• [Instruction] Exclude all pictures, then copy each of the records exactly as written.

• [Information given]
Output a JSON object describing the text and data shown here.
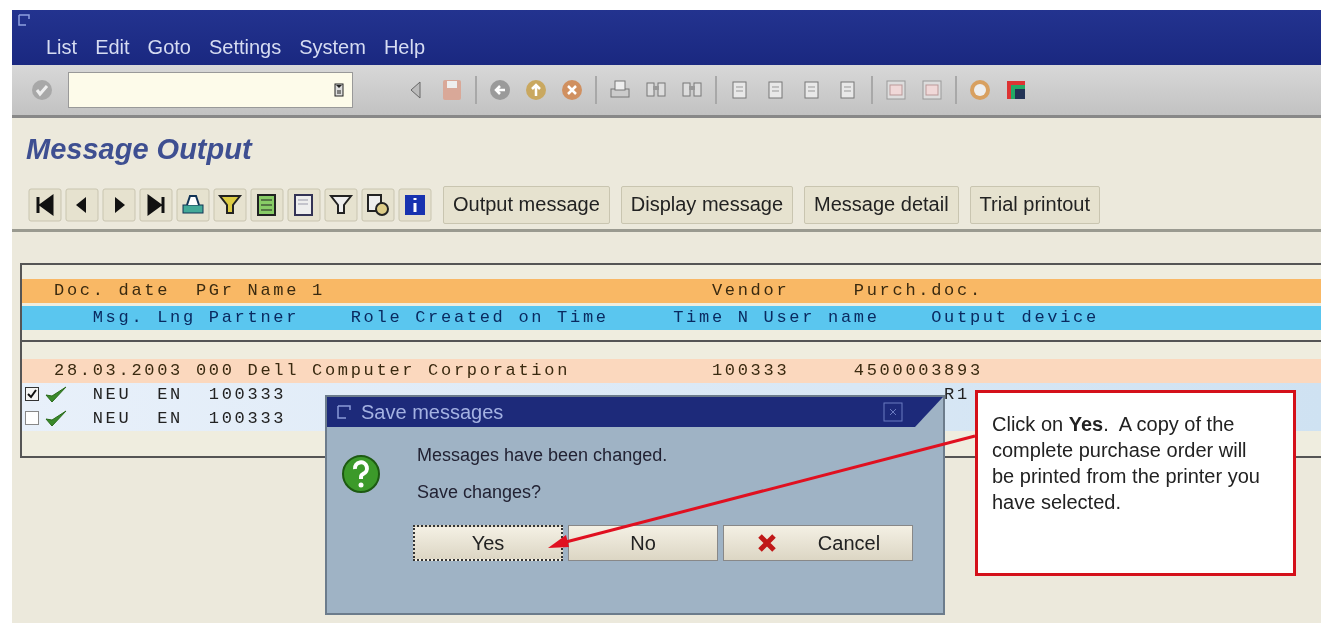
{
  "window": {
    "menu": [
      {
        "label": "List"
      },
      {
        "label": "Edit"
      },
      {
        "label": "Goto"
      },
      {
        "label": "Settings"
      },
      {
        "label": "System"
      },
      {
        "label": "Help"
      }
    ]
  },
  "screen_title": "Message Output",
  "app_toolbar": {
    "buttons": [
      {
        "label": "Output message"
      },
      {
        "label": "Display message"
      },
      {
        "label": "Message detail"
      },
      {
        "label": "Trial printout"
      }
    ]
  },
  "list": {
    "header_rows": [
      {
        "kind": "document",
        "cells": [
          "Doc. date",
          "PGr",
          "Name 1",
          "Vendor",
          "Purch.doc."
        ]
      },
      {
        "kind": "message",
        "cells": [
          "Msg.",
          "Lng",
          "Partner",
          "Role",
          "Created on",
          "Time",
          "Time",
          "N",
          "User name",
          "Output device"
        ]
      }
    ],
    "document_row": {
      "cells": [
        "28.03.2003",
        "000",
        "Dell Computer Corporation",
        "100333",
        "4500003893"
      ]
    },
    "message_rows": [
      {
        "checked": true,
        "cells": [
          "NEU",
          "EN",
          "100333"
        ],
        "output_device": "R1"
      },
      {
        "checked": false,
        "cells": [
          "NEU",
          "EN",
          "100333"
        ]
      }
    ]
  },
  "dialog": {
    "title": "Save messages",
    "lines": [
      "Messages have been changed.",
      "Save changes?"
    ],
    "buttons": [
      {
        "kind": "yes",
        "label": "Yes",
        "focused": true
      },
      {
        "kind": "no",
        "label": "No",
        "focused": false
      },
      {
        "kind": "cancel",
        "label": "Cancel",
        "focused": false
      }
    ]
  },
  "callout": {
    "text": "Click on **Yes**.  A copy of the complete purchase order will be printed from the printer you have selected."
  }
}
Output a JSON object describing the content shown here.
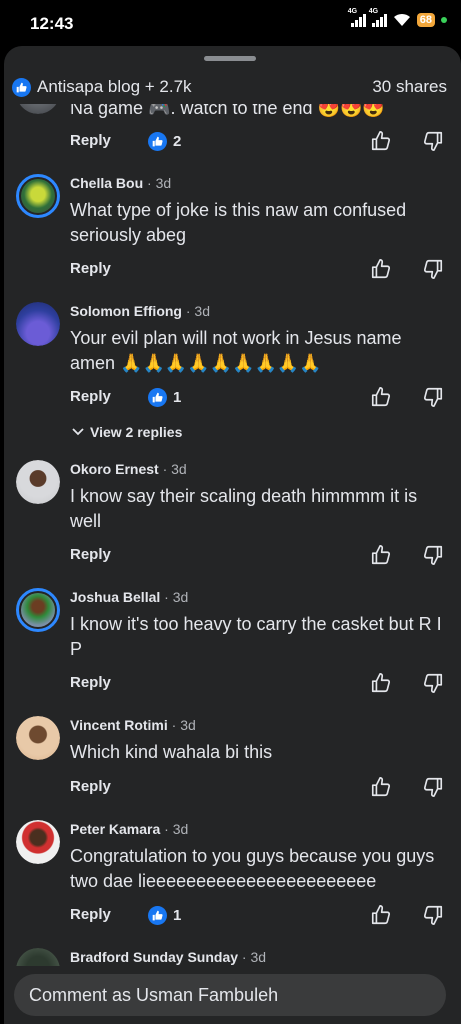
{
  "status": {
    "time": "12:43",
    "network1": "4G",
    "network2": "4G",
    "battery": "68"
  },
  "header": {
    "reactions": "Antisapa blog + 2.7k",
    "shares": "30 shares"
  },
  "comments": [
    {
      "name": "",
      "time": "",
      "text": "Na game 🎮. watch to the end 😍😍😍",
      "reply": "Reply",
      "likes": "2",
      "replies": ""
    },
    {
      "name": "Chella Bou",
      "time": "· 3d",
      "text": "What type of joke is this naw am confused seriously abeg",
      "reply": "Reply",
      "likes": "",
      "replies": ""
    },
    {
      "name": "Solomon Effiong",
      "time": "· 3d",
      "text": "Your evil plan will not work in Jesus name amen 🙏🙏🙏🙏🙏🙏🙏🙏🙏",
      "reply": "Reply",
      "likes": "1",
      "replies": "View 2 replies"
    },
    {
      "name": "Okoro Ernest",
      "time": "· 3d",
      "text": "I know say their scaling death himmmm it is well",
      "reply": "Reply",
      "likes": "",
      "replies": ""
    },
    {
      "name": "Joshua Bellal",
      "time": "· 3d",
      "text": "I know it's too heavy to carry the casket but R I P",
      "reply": "Reply",
      "likes": "",
      "replies": ""
    },
    {
      "name": "Vincent Rotimi",
      "time": "· 3d",
      "text": "Which kind wahala bi this",
      "reply": "Reply",
      "likes": "",
      "replies": ""
    },
    {
      "name": "Peter Kamara",
      "time": "· 3d",
      "text": "Congratulation to you guys because you guys two dae lieeeeeeeeeeeeeeeeeeeeeee",
      "reply": "Reply",
      "likes": "1",
      "replies": ""
    },
    {
      "name": "Bradford Sunday Sunday",
      "time": "· 3d",
      "text": "",
      "reply": "",
      "likes": "",
      "replies": ""
    }
  ],
  "composer": {
    "placeholder": "Comment as Usman Fambuleh"
  },
  "colors": {
    "sheet_bg": "#242526",
    "accent": "#1877f2",
    "text": "#e4e6eb",
    "secondary": "#b0b3b8"
  }
}
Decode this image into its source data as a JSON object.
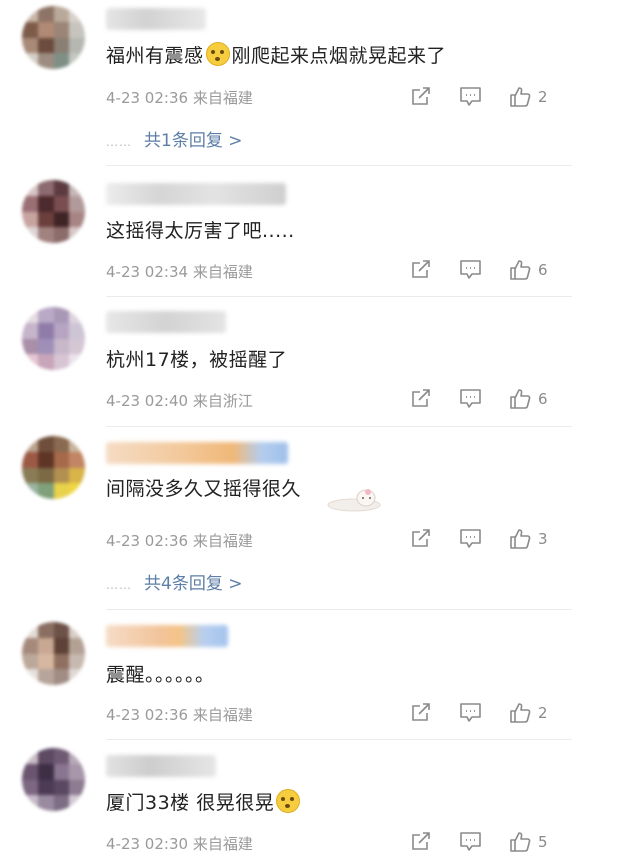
{
  "comments": [
    {
      "text_before": "福州有震感",
      "text_after": "刚爬起来点烟就晃起来了",
      "emoji": "face-with-open-mouth-emoji",
      "date": "4-23 02:36",
      "location": "来自福建",
      "likes": "2",
      "replies": "共1条回复 >"
    },
    {
      "text": "这摇得太厉害了吧.....",
      "date": "4-23 02:34",
      "location": "来自福建",
      "likes": "6"
    },
    {
      "text": "杭州17楼，被摇醒了",
      "date": "4-23 02:40",
      "location": "来自浙江",
      "likes": "6"
    },
    {
      "text": "间隔没多久又摇得很久",
      "date": "4-23 02:36",
      "location": "来自福建",
      "likes": "3",
      "replies": "共4条回复 >"
    },
    {
      "text": "震醒。。。。。。",
      "date": "4-23 02:36",
      "location": "来自福建",
      "likes": "2"
    },
    {
      "text_before": "厦门33楼 很晃很晃",
      "emoji": "dizzy-face-emoji",
      "date": "4-23 02:30",
      "location": "来自福建",
      "likes": "5"
    }
  ],
  "reply_dots": "……",
  "icons": {
    "repost": "repost-icon",
    "comment": "comment-icon",
    "like": "thumbs-up-icon"
  },
  "colors": {
    "text": "#222222",
    "meta": "#9a9a9a",
    "replies": "#5d7ea6",
    "divider": "#ebebeb",
    "icon": "#8a8a8a"
  }
}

• [Answer to the task]
Output a JSON object describing the text and data shown here.
{
  "window": {
    "menu": [
      {
        "label": "List"
      },
      {
        "label": "Edit"
      },
      {
        "label": "Goto"
      },
      {
        "label": "Settings"
      },
      {
        "label": "System"
      },
      {
        "label": "Help"
      }
    ]
  },
  "screen_title": "Message Output",
  "app_toolbar": {
    "buttons": [
      {
        "label": "Output message"
      },
      {
        "label": "Display message"
      },
      {
        "label": "Message detail"
      },
      {
        "label": "Trial printout"
      }
    ]
  },
  "list": {
    "header_rows": [
      {
        "kind": "document",
        "cells": [
          "Doc. date",
          "PGr",
          "Name 1",
          "Vendor",
          "Purch.doc."
        ]
      },
      {
        "kind": "message",
        "cells": [
          "Msg.",
          "Lng",
          "Partner",
          "Role",
          "Created on",
          "Time",
          "Time",
          "N",
          "User name",
          "Output device"
        ]
      }
    ],
    "document_row": {
      "cells": [
        "28.03.2003",
        "000",
        "Dell Computer Corporation",
        "100333",
        "4500003893"
      ]
    },
    "message_rows": [
      {
        "checked": true,
        "cells": [
          "NEU",
          "EN",
          "100333"
        ],
        "output_device": "R1"
      },
      {
        "checked": false,
        "cells": [
          "NEU",
          "EN",
          "100333"
        ]
      }
    ]
  },
  "dialog": {
    "title": "Save messages",
    "lines": [
      "Messages have been changed.",
      "Save changes?"
    ],
    "buttons": [
      {
        "kind": "yes",
        "label": "Yes",
        "focused": true
      },
      {
        "kind": "no",
        "label": "No",
        "focused": false
      },
      {
        "kind": "cancel",
        "label": "Cancel",
        "focused": false
      }
    ]
  },
  "callout": {
    "text": "Click on **Yes**.  A copy of the complete purchase order will be printed from the printer you have selected."
  }
}
Output a JSON object describing the content shown here.
{
  "status": {
    "time": "12:43",
    "network1": "4G",
    "network2": "4G",
    "battery": "68"
  },
  "header": {
    "reactions": "Antisapa blog + 2.7k",
    "shares": "30 shares"
  },
  "comments": [
    {
      "name": "",
      "time": "",
      "text": "Na game 🎮. watch to the end 😍😍😍",
      "reply": "Reply",
      "likes": "2",
      "replies": ""
    },
    {
      "name": "Chella Bou",
      "time": "· 3d",
      "text": "What type of joke is this naw am confused seriously abeg",
      "reply": "Reply",
      "likes": "",
      "replies": ""
    },
    {
      "name": "Solomon Effiong",
      "time": "· 3d",
      "text": "Your evil plan will not work in Jesus name amen 🙏🙏🙏🙏🙏🙏🙏🙏🙏",
      "reply": "Reply",
      "likes": "1",
      "replies": "View 2 replies"
    },
    {
      "name": "Okoro Ernest",
      "time": "· 3d",
      "text": "I know say their scaling death himmmm it is well",
      "reply": "Reply",
      "likes": "",
      "replies": ""
    },
    {
      "name": "Joshua Bellal",
      "time": "· 3d",
      "text": "I know it's too heavy to carry the casket but R I P",
      "reply": "Reply",
      "likes": "",
      "replies": ""
    },
    {
      "name": "Vincent Rotimi",
      "time": "· 3d",
      "text": "Which kind wahala bi this",
      "reply": "Reply",
      "likes": "",
      "replies": ""
    },
    {
      "name": "Peter Kamara",
      "time": "· 3d",
      "text": "Congratulation to you guys because you guys two dae lieeeeeeeeeeeeeeeeeeeeeee",
      "reply": "Reply",
      "likes": "1",
      "replies": ""
    },
    {
      "name": "Bradford Sunday Sunday",
      "time": "· 3d",
      "text": "",
      "reply": "",
      "likes": "",
      "replies": ""
    }
  ],
  "composer": {
    "placeholder": "Comment as Usman Fambuleh"
  },
  "colors": {
    "sheet_bg": "#242526",
    "accent": "#1877f2",
    "text": "#e4e6eb",
    "secondary": "#b0b3b8"
  }
}
Decode this image into its source data as a JSON object.
{
  "comments": [
    {
      "text_before": "福州有震感",
      "text_after": "刚爬起来点烟就晃起来了",
      "emoji": "face-with-open-mouth-emoji",
      "date": "4-23 02:36",
      "location": "来自福建",
      "likes": "2",
      "replies": "共1条回复 >"
    },
    {
      "text": "这摇得太厉害了吧.....",
      "date": "4-23 02:34",
      "location": "来自福建",
      "likes": "6"
    },
    {
      "text": "杭州17楼，被摇醒了",
      "date": "4-23 02:40",
      "location": "来自浙江",
      "likes": "6"
    },
    {
      "text": "间隔没多久又摇得很久",
      "date": "4-23 02:36",
      "location": "来自福建",
      "likes": "3",
      "replies": "共4条回复 >"
    },
    {
      "text": "震醒。。。。。。",
      "date": "4-23 02:36",
      "location": "来自福建",
      "likes": "2"
    },
    {
      "text_before": "厦门33楼 很晃很晃",
      "emoji": "dizzy-face-emoji",
      "date": "4-23 02:30",
      "location": "来自福建",
      "likes": "5"
    }
  ],
  "reply_dots": "……",
  "icons": {
    "repost": "repost-icon",
    "comment": "comment-icon",
    "like": "thumbs-up-icon"
  },
  "colors": {
    "text": "#222222",
    "meta": "#9a9a9a",
    "replies": "#5d7ea6",
    "divider": "#ebebeb",
    "icon": "#8a8a8a"
  }
}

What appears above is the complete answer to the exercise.